• _Problem requirements_
Answer with one number: how many lines hold the string "suojattu".

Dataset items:
⁂
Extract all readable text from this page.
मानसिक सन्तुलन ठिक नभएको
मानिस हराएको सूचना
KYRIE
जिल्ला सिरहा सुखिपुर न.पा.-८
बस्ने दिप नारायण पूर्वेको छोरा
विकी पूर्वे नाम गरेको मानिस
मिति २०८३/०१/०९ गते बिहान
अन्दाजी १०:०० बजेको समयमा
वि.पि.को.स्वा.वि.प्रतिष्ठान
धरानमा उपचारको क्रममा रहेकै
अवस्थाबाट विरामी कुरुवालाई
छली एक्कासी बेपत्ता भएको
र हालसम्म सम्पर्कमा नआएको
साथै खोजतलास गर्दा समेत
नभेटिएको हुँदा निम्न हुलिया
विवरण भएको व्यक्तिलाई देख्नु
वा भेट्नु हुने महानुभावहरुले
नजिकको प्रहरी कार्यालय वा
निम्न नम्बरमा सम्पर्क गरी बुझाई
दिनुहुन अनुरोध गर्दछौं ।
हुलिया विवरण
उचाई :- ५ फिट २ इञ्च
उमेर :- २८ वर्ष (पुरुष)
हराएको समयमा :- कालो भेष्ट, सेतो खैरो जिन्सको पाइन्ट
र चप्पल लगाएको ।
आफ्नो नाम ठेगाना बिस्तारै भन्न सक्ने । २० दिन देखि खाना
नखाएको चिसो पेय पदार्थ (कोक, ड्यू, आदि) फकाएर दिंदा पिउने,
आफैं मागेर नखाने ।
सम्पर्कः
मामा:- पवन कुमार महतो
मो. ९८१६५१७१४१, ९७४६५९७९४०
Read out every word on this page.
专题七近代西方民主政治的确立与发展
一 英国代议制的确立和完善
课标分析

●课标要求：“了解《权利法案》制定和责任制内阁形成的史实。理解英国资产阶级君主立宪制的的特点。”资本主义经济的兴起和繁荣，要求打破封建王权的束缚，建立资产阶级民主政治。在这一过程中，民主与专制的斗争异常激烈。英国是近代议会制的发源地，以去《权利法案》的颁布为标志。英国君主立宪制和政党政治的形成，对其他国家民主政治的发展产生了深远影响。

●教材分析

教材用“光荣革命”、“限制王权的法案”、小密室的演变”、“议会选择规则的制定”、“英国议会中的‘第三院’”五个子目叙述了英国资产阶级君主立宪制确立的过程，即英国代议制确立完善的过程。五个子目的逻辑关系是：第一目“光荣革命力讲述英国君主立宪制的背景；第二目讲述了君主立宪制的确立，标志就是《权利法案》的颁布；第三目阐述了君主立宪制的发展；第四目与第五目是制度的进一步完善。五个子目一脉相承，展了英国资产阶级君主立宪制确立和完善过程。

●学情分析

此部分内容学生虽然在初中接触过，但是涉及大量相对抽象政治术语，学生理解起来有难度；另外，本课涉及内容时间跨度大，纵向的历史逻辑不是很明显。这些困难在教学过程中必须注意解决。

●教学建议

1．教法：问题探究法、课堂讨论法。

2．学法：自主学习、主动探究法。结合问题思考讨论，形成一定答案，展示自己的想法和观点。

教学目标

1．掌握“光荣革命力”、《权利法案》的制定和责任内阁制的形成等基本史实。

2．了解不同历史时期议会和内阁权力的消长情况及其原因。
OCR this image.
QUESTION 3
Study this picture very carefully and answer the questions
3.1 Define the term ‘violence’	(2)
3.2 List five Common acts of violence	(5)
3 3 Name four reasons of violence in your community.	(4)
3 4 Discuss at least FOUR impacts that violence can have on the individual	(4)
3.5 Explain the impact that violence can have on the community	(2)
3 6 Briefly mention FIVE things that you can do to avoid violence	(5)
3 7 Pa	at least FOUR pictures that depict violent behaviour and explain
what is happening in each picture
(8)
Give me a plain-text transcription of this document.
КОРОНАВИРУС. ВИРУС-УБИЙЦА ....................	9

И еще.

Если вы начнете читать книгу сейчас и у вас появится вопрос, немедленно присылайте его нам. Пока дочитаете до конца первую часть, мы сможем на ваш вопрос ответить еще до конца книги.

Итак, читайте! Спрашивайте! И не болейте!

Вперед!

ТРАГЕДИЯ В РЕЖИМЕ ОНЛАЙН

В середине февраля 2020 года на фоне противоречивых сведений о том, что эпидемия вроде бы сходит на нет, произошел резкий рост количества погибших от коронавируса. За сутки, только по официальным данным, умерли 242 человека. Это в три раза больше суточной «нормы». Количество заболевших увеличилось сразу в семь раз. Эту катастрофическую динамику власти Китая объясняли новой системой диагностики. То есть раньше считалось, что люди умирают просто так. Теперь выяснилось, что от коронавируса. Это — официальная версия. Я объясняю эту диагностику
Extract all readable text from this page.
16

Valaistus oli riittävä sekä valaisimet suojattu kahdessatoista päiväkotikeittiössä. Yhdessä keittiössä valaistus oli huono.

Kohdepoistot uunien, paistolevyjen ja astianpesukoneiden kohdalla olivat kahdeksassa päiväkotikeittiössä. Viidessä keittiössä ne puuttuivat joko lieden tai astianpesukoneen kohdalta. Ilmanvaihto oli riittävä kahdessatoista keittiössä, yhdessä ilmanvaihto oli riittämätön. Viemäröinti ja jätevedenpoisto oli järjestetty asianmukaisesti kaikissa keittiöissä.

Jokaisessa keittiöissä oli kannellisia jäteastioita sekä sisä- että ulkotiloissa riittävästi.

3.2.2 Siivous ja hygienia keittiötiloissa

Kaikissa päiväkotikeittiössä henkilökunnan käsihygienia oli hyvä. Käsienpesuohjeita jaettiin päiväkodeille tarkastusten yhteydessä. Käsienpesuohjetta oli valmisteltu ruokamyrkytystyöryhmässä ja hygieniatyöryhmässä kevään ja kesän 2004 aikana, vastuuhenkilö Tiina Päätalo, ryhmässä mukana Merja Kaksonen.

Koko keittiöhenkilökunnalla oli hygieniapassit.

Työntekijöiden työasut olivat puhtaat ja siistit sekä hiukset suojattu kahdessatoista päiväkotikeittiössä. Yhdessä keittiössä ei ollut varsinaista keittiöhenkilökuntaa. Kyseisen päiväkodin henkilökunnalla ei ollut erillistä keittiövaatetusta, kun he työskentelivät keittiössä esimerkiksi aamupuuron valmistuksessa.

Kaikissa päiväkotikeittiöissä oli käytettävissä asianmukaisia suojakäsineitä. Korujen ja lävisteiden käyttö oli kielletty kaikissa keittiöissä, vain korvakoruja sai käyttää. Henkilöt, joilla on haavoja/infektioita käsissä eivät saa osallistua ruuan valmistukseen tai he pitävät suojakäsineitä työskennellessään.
⁂
• _Solution for this task_
2